# Task inputs start

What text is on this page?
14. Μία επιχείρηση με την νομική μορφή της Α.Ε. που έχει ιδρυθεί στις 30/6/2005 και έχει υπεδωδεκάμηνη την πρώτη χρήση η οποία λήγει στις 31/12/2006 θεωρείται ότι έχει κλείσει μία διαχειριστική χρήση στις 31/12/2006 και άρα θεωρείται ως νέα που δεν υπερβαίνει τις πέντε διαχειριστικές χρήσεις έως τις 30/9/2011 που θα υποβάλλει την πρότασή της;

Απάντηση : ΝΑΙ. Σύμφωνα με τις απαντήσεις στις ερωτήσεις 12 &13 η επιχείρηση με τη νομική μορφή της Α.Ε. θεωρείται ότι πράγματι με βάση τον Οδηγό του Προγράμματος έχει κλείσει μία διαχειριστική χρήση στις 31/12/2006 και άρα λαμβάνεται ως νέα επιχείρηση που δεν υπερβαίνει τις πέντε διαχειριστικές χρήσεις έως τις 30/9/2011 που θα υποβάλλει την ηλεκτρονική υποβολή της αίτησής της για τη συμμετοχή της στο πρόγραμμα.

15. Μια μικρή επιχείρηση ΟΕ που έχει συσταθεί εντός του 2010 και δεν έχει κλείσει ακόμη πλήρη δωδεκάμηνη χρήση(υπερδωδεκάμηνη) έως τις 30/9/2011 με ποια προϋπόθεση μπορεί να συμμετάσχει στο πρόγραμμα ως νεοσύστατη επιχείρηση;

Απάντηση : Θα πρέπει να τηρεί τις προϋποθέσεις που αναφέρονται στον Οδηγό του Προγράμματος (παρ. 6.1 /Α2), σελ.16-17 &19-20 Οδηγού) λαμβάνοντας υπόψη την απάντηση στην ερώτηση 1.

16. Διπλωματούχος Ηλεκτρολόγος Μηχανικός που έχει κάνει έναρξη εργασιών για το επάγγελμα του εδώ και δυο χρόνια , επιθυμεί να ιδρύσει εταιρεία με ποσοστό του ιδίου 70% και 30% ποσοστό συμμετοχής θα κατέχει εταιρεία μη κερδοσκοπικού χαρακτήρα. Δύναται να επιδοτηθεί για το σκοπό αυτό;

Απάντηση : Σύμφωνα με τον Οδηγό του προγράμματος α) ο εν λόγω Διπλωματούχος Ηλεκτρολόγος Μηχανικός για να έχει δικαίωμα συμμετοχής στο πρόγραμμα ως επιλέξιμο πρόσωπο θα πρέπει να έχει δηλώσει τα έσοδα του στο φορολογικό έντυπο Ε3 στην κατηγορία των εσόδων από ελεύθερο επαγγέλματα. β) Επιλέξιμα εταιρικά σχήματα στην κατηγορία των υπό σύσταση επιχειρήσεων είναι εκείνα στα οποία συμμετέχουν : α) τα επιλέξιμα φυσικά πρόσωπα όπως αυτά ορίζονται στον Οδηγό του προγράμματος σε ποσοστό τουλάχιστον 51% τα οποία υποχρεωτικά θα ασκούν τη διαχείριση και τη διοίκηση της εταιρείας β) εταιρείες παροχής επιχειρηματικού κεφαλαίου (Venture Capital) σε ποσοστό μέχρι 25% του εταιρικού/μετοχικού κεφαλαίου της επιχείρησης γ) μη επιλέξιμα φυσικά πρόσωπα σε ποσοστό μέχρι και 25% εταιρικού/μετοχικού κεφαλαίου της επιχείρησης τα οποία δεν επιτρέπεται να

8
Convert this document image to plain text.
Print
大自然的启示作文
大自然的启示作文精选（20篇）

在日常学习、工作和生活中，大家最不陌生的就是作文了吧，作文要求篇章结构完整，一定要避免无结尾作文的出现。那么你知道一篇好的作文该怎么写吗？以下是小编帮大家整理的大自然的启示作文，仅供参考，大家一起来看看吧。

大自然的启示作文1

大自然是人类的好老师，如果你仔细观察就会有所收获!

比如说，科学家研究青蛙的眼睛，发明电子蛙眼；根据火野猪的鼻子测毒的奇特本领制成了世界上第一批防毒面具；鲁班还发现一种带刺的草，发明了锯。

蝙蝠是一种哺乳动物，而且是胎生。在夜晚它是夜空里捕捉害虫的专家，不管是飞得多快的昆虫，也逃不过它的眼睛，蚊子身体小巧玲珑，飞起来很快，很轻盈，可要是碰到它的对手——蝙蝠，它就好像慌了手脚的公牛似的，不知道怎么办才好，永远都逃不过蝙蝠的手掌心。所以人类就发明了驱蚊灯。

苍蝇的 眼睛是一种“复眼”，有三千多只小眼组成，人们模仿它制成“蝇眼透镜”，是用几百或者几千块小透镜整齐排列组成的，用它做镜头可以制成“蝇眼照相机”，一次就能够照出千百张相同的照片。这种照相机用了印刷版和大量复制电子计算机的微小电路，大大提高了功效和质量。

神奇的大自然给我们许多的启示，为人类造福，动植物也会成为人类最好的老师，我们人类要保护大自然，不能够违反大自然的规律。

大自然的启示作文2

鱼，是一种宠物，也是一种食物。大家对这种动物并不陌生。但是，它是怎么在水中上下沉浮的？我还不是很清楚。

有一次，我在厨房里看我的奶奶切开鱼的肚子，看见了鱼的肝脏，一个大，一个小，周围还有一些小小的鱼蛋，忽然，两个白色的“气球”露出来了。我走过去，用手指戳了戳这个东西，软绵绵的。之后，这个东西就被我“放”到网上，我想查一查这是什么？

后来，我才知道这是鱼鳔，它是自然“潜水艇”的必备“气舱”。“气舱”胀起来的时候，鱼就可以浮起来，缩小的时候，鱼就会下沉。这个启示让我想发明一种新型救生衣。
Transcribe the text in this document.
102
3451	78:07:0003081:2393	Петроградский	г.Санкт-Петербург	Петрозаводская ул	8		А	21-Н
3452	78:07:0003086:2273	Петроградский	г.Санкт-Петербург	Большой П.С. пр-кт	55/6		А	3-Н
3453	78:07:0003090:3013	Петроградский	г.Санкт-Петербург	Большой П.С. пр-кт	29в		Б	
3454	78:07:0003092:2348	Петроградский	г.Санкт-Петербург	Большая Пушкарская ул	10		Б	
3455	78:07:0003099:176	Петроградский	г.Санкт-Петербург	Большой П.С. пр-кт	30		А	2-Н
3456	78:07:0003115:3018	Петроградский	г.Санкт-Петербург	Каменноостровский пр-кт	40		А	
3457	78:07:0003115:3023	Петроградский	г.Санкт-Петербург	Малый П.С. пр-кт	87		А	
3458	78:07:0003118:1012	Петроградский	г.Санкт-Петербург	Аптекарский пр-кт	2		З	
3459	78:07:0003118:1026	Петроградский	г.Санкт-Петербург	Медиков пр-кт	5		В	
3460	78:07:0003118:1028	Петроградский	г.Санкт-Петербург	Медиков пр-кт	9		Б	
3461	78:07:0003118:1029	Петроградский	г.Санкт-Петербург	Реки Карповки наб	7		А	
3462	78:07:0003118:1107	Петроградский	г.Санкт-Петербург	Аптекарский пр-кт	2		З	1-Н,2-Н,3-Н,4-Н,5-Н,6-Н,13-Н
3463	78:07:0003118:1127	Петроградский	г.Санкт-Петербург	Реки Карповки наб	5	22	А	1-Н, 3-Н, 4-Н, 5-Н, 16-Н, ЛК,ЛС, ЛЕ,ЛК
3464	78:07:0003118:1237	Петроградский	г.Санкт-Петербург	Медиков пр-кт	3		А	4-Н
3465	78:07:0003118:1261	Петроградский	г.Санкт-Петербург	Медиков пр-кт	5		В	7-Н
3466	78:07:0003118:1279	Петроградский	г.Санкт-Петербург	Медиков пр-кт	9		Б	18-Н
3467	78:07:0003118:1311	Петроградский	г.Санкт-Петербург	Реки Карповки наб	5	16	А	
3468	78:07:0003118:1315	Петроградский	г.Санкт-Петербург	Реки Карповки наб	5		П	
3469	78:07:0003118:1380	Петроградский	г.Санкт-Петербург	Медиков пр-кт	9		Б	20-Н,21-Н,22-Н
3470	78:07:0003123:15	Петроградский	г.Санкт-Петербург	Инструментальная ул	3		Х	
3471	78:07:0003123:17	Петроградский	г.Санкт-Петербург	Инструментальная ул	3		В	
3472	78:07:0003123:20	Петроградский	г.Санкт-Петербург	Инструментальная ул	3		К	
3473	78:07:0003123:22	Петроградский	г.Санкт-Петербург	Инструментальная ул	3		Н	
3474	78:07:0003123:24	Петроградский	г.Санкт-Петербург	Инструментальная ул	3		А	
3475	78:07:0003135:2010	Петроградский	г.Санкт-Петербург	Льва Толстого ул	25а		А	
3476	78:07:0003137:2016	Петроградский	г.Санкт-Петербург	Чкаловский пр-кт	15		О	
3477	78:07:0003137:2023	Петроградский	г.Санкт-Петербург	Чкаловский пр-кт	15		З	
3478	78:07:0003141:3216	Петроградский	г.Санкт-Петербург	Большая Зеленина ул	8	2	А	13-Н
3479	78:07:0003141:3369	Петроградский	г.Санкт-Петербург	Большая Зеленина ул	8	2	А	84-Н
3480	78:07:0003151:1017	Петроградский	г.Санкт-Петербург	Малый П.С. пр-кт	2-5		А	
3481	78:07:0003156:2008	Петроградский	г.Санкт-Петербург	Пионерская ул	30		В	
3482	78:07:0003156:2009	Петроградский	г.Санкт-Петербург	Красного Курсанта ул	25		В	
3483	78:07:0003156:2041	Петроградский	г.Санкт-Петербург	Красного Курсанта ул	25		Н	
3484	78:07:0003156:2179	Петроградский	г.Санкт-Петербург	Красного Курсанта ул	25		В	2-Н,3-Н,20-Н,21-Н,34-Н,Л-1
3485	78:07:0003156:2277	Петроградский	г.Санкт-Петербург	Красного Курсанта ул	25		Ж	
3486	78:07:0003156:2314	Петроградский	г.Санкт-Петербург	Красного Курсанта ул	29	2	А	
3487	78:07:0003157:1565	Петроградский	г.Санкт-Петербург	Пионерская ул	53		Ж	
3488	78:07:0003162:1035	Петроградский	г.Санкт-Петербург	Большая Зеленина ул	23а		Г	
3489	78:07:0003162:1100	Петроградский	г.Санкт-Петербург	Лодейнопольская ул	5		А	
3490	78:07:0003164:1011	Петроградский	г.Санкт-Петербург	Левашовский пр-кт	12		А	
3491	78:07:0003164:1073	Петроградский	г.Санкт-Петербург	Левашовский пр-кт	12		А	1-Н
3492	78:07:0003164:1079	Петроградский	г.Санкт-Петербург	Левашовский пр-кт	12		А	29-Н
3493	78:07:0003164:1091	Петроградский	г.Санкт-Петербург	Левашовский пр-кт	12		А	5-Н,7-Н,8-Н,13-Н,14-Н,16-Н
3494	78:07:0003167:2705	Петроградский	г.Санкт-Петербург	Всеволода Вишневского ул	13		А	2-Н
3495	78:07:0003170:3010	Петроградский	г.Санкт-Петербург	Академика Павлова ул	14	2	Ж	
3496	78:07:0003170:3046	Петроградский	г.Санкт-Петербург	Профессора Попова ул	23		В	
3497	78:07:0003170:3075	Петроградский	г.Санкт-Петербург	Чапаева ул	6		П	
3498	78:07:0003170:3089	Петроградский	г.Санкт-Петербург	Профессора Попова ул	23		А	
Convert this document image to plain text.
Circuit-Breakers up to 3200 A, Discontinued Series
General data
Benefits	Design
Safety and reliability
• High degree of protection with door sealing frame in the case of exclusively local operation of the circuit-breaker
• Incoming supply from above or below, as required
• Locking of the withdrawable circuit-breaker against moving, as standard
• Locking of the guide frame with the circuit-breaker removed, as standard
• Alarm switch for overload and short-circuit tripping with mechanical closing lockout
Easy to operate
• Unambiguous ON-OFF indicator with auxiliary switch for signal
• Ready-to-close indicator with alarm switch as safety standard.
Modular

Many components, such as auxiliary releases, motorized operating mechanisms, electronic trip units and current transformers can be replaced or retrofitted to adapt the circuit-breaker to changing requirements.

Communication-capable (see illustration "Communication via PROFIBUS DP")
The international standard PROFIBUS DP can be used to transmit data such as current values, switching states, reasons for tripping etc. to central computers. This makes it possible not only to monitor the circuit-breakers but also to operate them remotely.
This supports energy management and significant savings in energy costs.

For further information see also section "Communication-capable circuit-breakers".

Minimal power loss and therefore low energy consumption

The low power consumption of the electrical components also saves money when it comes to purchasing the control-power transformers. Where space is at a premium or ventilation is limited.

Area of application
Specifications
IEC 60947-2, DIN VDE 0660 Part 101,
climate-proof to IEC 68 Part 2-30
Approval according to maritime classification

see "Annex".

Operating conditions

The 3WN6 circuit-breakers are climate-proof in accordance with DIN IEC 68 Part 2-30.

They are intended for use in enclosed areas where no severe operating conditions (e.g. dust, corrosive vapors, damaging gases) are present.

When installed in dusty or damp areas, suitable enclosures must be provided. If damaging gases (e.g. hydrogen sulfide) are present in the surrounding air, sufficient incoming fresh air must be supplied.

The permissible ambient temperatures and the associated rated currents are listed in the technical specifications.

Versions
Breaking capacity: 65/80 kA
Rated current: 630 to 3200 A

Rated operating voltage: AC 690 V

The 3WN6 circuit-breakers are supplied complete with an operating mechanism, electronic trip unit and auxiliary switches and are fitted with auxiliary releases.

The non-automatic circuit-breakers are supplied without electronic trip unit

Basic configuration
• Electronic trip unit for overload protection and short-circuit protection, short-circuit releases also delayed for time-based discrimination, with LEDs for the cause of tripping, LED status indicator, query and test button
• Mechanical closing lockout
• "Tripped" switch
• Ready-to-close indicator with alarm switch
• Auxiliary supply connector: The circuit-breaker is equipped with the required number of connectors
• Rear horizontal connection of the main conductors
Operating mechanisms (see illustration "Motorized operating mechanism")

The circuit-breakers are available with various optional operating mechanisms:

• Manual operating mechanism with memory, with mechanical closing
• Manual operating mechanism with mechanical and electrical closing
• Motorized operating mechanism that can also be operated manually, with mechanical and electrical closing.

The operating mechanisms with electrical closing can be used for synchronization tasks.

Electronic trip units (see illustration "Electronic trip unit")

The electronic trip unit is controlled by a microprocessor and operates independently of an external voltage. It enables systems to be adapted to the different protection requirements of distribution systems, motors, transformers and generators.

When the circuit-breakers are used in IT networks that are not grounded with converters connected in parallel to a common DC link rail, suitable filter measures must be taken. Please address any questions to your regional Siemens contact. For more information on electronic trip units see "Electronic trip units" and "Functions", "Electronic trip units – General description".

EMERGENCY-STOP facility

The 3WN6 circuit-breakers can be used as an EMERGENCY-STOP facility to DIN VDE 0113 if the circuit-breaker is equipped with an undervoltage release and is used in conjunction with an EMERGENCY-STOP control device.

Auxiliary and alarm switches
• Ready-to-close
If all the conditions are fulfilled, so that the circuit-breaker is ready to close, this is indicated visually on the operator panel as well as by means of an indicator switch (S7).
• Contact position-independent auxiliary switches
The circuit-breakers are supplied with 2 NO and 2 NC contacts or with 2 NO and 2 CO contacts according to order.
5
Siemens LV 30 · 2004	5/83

# Task inputs end

#### Work to be completed
Lines containing the string "equipped" are to be selected and copied.

#### Full solution
• Auxiliary supply connector: The circuit-breaker is equipped with the required number of connectors
The 3WN6 circuit-breakers can be used as an EMERGENCY-STOP facility to DIN VDE 0113 if the circuit-breaker is equipped with an undervoltage release and is used in conjunction with an EMERGENCY-STOP control device.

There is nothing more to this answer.